__Extracted entries__

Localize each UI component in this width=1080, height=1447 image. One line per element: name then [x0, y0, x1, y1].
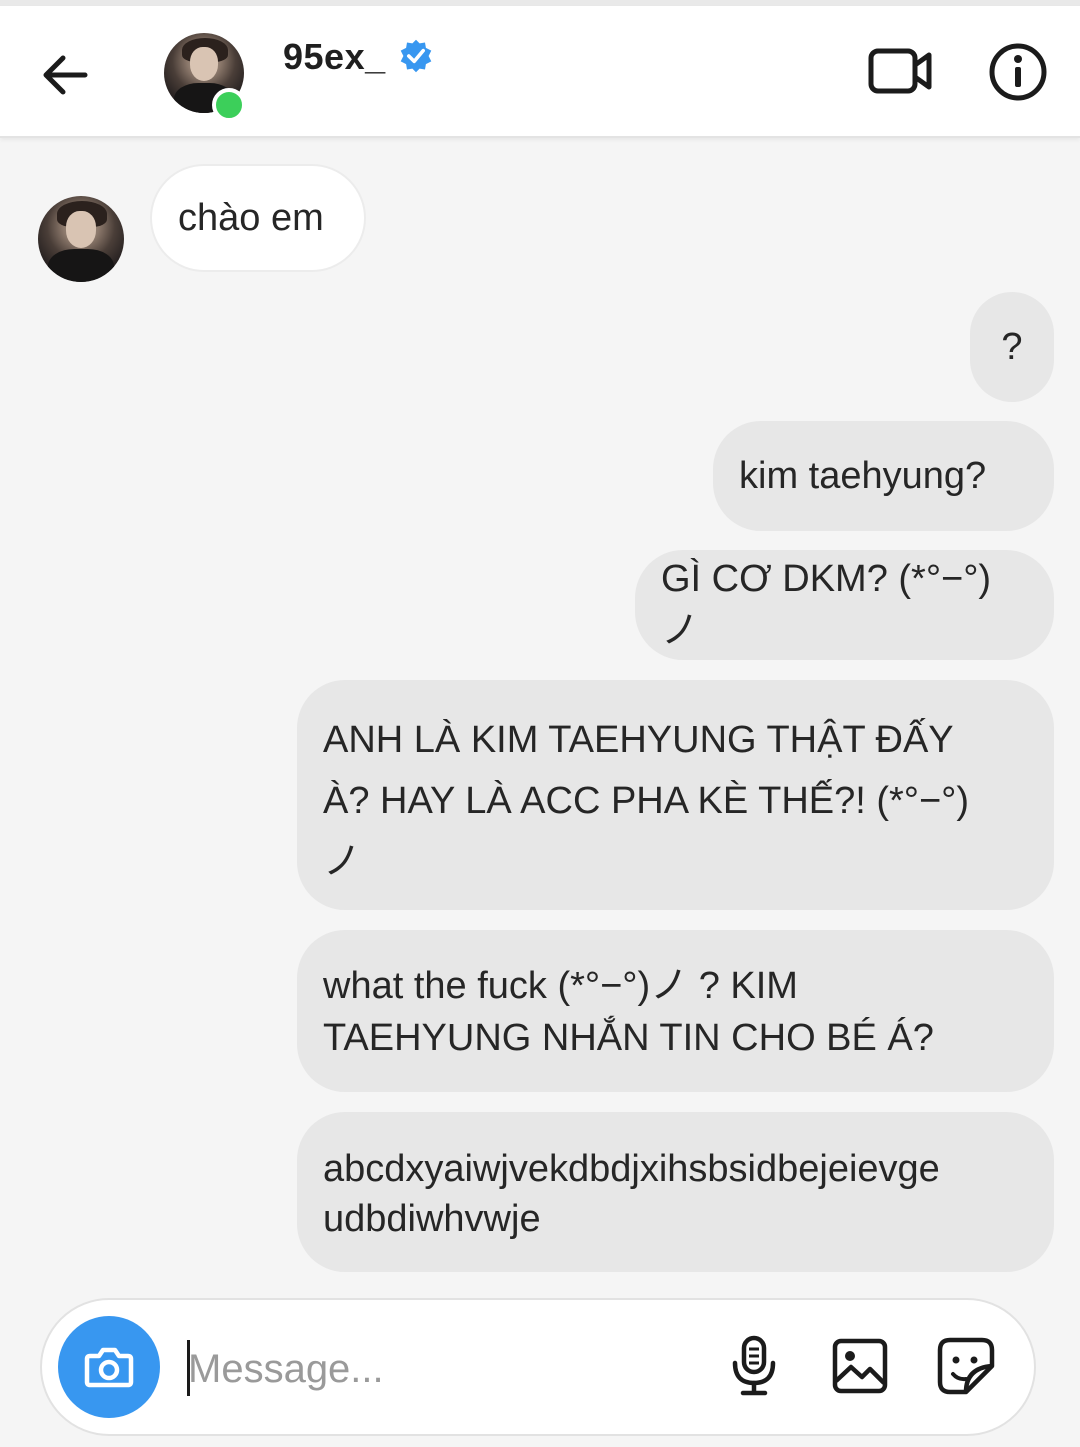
sticker-button[interactable] [930, 1330, 1002, 1402]
message-text: kim taehyung? [739, 455, 987, 497]
chat-screen: 95ex_ chào em ? kim taehyung? GÌ CƠ DKM?… [0, 0, 1080, 1447]
message-text: chào em [178, 197, 324, 239]
arrow-left-icon [43, 55, 88, 95]
sent-message-bubble[interactable]: ANH LÀ KIM TAEHYUNG THẬT ĐẤY À? HAY LÀ A… [297, 680, 1054, 910]
video-call-button[interactable] [866, 40, 936, 102]
message-text-line: ノ [323, 841, 362, 883]
info-icon [989, 43, 1047, 101]
contact-username[interactable]: 95ex_ [283, 36, 386, 78]
voice-message-button[interactable] [718, 1330, 790, 1402]
sent-message-bubble[interactable]: what the fuck (*°−°)ノ ? KIM TAEHYUNG NHẮ… [297, 930, 1054, 1092]
message-text: ? [1001, 326, 1023, 368]
message-text-line: what the fuck (*°−°)ノ ? KIM [323, 965, 798, 1007]
received-message-bubble[interactable]: chào em [150, 164, 366, 272]
text-cursor [187, 1340, 190, 1396]
message-input[interactable] [186, 1336, 690, 1402]
info-button[interactable] [986, 40, 1050, 104]
message-text-line: TAEHYUNG NHẮN TIN CHO BÉ Á? [323, 1017, 934, 1059]
message-text-line: À? HAY LÀ ACC PHA KÈ THẾ?! (*°−°) [323, 780, 970, 822]
sent-message-bubble[interactable]: GÌ CƠ DKM? (*°−°)ノ [635, 550, 1054, 660]
back-button[interactable] [34, 44, 96, 106]
message-text-line: udbdiwhvwje [323, 1198, 541, 1240]
message-text-line: abcdxyaiwjvekdbdjxihsbsidbejeievge [323, 1148, 940, 1190]
online-status-dot [212, 88, 246, 122]
microphone-icon [732, 1335, 776, 1396]
gallery-button[interactable] [824, 1330, 896, 1402]
camera-icon [84, 1347, 134, 1388]
sent-message-bubble[interactable]: abcdxyaiwjvekdbdjxihsbsidbejeievge udbdi… [297, 1112, 1054, 1272]
message-text: GÌ CƠ DKM? (*°−°)ノ [661, 558, 992, 652]
camera-button[interactable] [58, 1316, 160, 1418]
sent-message-bubble[interactable]: kim taehyung? [713, 421, 1054, 531]
sent-message-bubble[interactable]: ? [970, 292, 1054, 402]
sender-avatar[interactable] [38, 196, 124, 282]
verified-badge-icon [400, 39, 432, 73]
sticker-icon [937, 1337, 995, 1395]
video-camera-icon [868, 48, 932, 94]
image-gallery-icon [832, 1338, 888, 1394]
message-text-line: ANH LÀ KIM TAEHYUNG THẬT ĐẤY [323, 719, 954, 761]
chat-header: 95ex_ [0, 6, 1080, 138]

__Task details__
Reproduce every line of the material above, replacing "sent-message-bubble" with "outgoing-message-bubble" and leaving all else unchanged. Omit the pictures.

__Finished answer__
Localize each UI component in this width=1080, height=1447 image. One line per element: name then [x0, y0, x1, y1].
sticker-button[interactable] [930, 1330, 1002, 1402]
message-text: kim taehyung? [739, 455, 987, 497]
chat-screen: 95ex_ chào em ? kim taehyung? GÌ CƠ DKM?… [0, 0, 1080, 1447]
message-text: chào em [178, 197, 324, 239]
arrow-left-icon [43, 55, 88, 95]
outgoing-message-bubble[interactable]: ANH LÀ KIM TAEHYUNG THẬT ĐẤY À? HAY LÀ A… [297, 680, 1054, 910]
video-call-button[interactable] [866, 40, 936, 102]
message-text-line: ノ [323, 841, 362, 883]
info-icon [989, 43, 1047, 101]
contact-username[interactable]: 95ex_ [283, 36, 386, 78]
voice-message-button[interactable] [718, 1330, 790, 1402]
outgoing-message-bubble[interactable]: what the fuck (*°−°)ノ ? KIM TAEHYUNG NHẮ… [297, 930, 1054, 1092]
message-text: ? [1001, 326, 1023, 368]
message-text-line: what the fuck (*°−°)ノ ? KIM [323, 965, 798, 1007]
received-message-bubble[interactable]: chào em [150, 164, 366, 272]
text-cursor [187, 1340, 190, 1396]
message-input[interactable] [186, 1336, 690, 1402]
info-button[interactable] [986, 40, 1050, 104]
message-text-line: TAEHYUNG NHẮN TIN CHO BÉ Á? [323, 1017, 934, 1059]
message-text-line: À? HAY LÀ ACC PHA KÈ THẾ?! (*°−°) [323, 780, 970, 822]
outgoing-message-bubble[interactable]: GÌ CƠ DKM? (*°−°)ノ [635, 550, 1054, 660]
back-button[interactable] [34, 44, 96, 106]
message-text-line: udbdiwhvwje [323, 1198, 541, 1240]
message-text-line: abcdxyaiwjvekdbdjxihsbsidbejeievge [323, 1148, 940, 1190]
online-status-dot [212, 88, 246, 122]
microphone-icon [732, 1335, 776, 1396]
gallery-button[interactable] [824, 1330, 896, 1402]
camera-icon [84, 1347, 134, 1388]
outgoing-message-bubble[interactable]: abcdxyaiwjvekdbdjxihsbsidbejeievge udbdi… [297, 1112, 1054, 1272]
message-text: GÌ CƠ DKM? (*°−°)ノ [661, 558, 992, 652]
camera-button[interactable] [58, 1316, 160, 1418]
outgoing-message-bubble[interactable]: kim taehyung? [713, 421, 1054, 531]
outgoing-message-bubble[interactable]: ? [970, 292, 1054, 402]
sender-avatar[interactable] [38, 196, 124, 282]
verified-badge-icon [400, 39, 432, 73]
sticker-icon [937, 1337, 995, 1395]
video-camera-icon [868, 48, 932, 94]
image-gallery-icon [832, 1338, 888, 1394]
message-text-line: ANH LÀ KIM TAEHYUNG THẬT ĐẤY [323, 719, 954, 761]
chat-header: 95ex_ [0, 6, 1080, 138]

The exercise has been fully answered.